GOAL: Reproduce every entry in the listing without alteration.

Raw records
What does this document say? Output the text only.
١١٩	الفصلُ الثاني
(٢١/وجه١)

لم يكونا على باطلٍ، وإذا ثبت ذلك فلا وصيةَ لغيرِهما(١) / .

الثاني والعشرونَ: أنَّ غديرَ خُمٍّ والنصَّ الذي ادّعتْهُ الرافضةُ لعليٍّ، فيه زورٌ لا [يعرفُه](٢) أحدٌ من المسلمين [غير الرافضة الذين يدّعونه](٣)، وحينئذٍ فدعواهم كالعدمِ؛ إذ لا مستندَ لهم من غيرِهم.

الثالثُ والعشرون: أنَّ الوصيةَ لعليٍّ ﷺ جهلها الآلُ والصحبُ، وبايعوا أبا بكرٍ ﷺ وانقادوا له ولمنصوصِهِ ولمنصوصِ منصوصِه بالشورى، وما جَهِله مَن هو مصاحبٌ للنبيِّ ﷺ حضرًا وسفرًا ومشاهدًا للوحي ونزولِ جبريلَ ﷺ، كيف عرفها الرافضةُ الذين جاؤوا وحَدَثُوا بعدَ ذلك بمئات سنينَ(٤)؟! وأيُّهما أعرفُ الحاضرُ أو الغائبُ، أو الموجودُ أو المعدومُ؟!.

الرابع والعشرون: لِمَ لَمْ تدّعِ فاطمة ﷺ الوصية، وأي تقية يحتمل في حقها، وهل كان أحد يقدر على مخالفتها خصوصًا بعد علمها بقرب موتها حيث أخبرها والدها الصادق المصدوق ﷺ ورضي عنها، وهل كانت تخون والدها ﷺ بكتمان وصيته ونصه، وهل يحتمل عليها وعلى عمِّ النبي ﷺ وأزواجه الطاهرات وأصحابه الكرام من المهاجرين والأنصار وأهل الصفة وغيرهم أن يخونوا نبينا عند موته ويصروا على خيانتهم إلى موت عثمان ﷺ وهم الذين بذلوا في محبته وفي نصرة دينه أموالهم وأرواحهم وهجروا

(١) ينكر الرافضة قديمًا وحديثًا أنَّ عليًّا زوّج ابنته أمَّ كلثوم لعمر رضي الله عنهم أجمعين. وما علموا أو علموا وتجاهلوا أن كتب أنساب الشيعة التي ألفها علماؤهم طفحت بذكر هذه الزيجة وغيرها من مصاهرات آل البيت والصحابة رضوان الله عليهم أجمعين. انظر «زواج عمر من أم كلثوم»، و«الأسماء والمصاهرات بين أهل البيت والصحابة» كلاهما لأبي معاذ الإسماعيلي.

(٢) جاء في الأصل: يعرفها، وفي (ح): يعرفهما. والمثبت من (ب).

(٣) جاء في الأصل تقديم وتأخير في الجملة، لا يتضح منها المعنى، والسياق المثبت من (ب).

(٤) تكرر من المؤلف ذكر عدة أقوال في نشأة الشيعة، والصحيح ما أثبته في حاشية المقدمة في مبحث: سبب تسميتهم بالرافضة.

WORKED ANSWER:
What does this document say? Output the text only.
١١٩	الفصلُ الثاني
(٢١/وجه١)

لم يكونا على باطلٍ، وإذا ثبت ذلك فلا وصيةَ لغيرِهما(١) / .

الثاني والعشرونَ: أنَّ غديرَ خُمٍّ والنصَّ الذي ادّعتْهُ الرافضةُ لعليٍّ، فيه زورٌ لا [يعرفُه](٢) أحدٌ من المسلمين [غير الرافضة الذين يدّعونه](٣)، وحينئذٍ فدعواهم كالعدمِ؛ إذ لا مستندَ لهم من غيرِهم.

الثالثُ والعشرون: أنَّ الوصيةَ لعليٍّ ﷺ جهلها الآلُ والصحبُ، وبايعوا أبا بكرٍ ﷺ وانقادوا له ولمنصوصِهِ ولمنصوصِ منصوصِه بالشورى، وما جَهِله مَن هو مصاحبٌ للنبيِّ ﷺ حضرًا وسفرًا ومشاهدًا للوحي ونزولِ جبريلَ ﷺ، كيف عرفها الرافضةُ الذين جاؤوا وحَدَثُوا بعدَ ذلك بمئات سنينَ(٤)؟! وأيُّهما أعرفُ الحاضرُ أو الغائبُ، أو الموجودُ أو المعدومُ؟!.

الرابع والعشرون: لِمَ لَمْ تدّعِ فاطمة ﷺ الوصية، وأي تقية يحتمل في حقها، وهل كان أحد يقدر على مخالفتها خصوصًا بعد علمها بقرب موتها حيث أخبرها والدها الصادق المصدوق ﷺ ورضي عنها، وهل كانت تخون والدها ﷺ بكتمان وصيته ونصه، وهل يحتمل عليها وعلى عمِّ النبي ﷺ وأزواجه الطاهرات وأصحابه الكرام من المهاجرين والأنصار وأهل الصفة وغيرهم أن يخونوا نبينا عند موته ويصروا على خيانتهم إلى موت عثمان ﷺ وهم الذين بذلوا في محبته وفي نصرة دينه أموالهم وأرواحهم وهجروا

(١) ينكر الرافضة قديمًا وحديثًا أنَّ عليًّا زوّج ابنته أمَّ كلثوم لعمر رضي الله عنهم أجمعين. وما علموا أو علموا وتجاهلوا أن كتب أنساب الشيعة التي ألفها علماؤهم طفحت بذكر هذه الزيجة وغيرها من مصاهرات آل البيت والصحابة رضوان الله عليهم أجمعين. انظر «زواج عمر من أم كلثوم»، و«الأسماء والمصاهرات بين أهل البيت والصحابة» كلاهما لأبي معاذ الإسماعيلي.

(٢) جاء في الأصل: يعرفها، وفي (ح): يعرفهما. والمثبت من (ب).

(٣) جاء في الأصل تقديم وتأخير في الجملة، لا يتضح منها المعنى، والسياق المثبت من (ب).

(٤) تكرر من المؤلف ذكر عدة أقوال في نشأة الشيعة، والصحيح ما أثبته في حاشية المقدمة في مبحث: سبب تسميتهم بالرافضة.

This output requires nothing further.